### [YOUR INSTRUCTIONS]
Without skipping anything, write out each record below exactly.

### [ENTRIES SHOWN]
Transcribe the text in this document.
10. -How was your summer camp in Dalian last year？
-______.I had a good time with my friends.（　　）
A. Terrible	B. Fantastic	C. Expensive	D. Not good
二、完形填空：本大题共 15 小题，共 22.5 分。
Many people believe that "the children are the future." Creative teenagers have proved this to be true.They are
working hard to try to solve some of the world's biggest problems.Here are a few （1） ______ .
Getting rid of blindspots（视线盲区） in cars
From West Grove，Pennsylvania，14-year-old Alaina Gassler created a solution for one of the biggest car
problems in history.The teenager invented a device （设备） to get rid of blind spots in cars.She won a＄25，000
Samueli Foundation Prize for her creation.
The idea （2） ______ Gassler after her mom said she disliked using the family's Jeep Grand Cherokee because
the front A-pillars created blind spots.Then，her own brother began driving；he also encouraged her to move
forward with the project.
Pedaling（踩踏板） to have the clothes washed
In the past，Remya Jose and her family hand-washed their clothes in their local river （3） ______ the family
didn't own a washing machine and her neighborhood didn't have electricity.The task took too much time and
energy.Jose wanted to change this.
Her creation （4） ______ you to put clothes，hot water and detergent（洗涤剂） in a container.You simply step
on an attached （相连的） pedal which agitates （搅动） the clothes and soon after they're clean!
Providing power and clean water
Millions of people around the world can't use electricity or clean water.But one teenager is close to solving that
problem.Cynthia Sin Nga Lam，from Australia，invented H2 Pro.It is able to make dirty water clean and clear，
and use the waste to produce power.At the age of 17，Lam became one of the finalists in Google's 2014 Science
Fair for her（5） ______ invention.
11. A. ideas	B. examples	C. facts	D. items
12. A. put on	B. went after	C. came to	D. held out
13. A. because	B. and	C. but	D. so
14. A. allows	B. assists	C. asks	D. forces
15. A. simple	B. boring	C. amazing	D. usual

### [EXERCISE OUTPUT]
Transcribe the text in this document.
10. -How was your summer camp in Dalian last year？
-______.I had a good time with my friends.（　　）
A. Terrible	B. Fantastic	C. Expensive	D. Not good
二、完形填空：本大题共 15 小题，共 22.5 分。
Many people believe that "the children are the future." Creative teenagers have proved this to be true.They are
working hard to try to solve some of the world's biggest problems.Here are a few （1） ______ .
Getting rid of blindspots（视线盲区） in cars
From West Grove，Pennsylvania，14-year-old Alaina Gassler created a solution for one of the biggest car
problems in history.The teenager invented a device （设备） to get rid of blind spots in cars.She won a＄25，000
Samueli Foundation Prize for her creation.
The idea （2） ______ Gassler after her mom said she disliked using the family's Jeep Grand Cherokee because
the front A-pillars created blind spots.Then，her own brother began driving；he also encouraged her to move
forward with the project.
Pedaling（踩踏板） to have the clothes washed
In the past，Remya Jose and her family hand-washed their clothes in their local river （3） ______ the family
didn't own a washing machine and her neighborhood didn't have electricity.The task took too much time and
energy.Jose wanted to change this.
Her creation （4） ______ you to put clothes，hot water and detergent（洗涤剂） in a container.You simply step
on an attached （相连的） pedal which agitates （搅动） the clothes and soon after they're clean!
Providing power and clean water
Millions of people around the world can't use electricity or clean water.But one teenager is close to solving that
problem.Cynthia Sin Nga Lam，from Australia，invented H2 Pro.It is able to make dirty water clean and clear，
and use the waste to produce power.At the age of 17，Lam became one of the finalists in Google's 2014 Science
Fair for her（5） ______ invention.
11. A. ideas	B. examples	C. facts	D. items
12. A. put on	B. went after	C. came to	D. held out
13. A. because	B. and	C. but	D. so
14. A. allows	B. assists	C. asks	D. forces
15. A. simple	B. boring	C. amazing	D. usual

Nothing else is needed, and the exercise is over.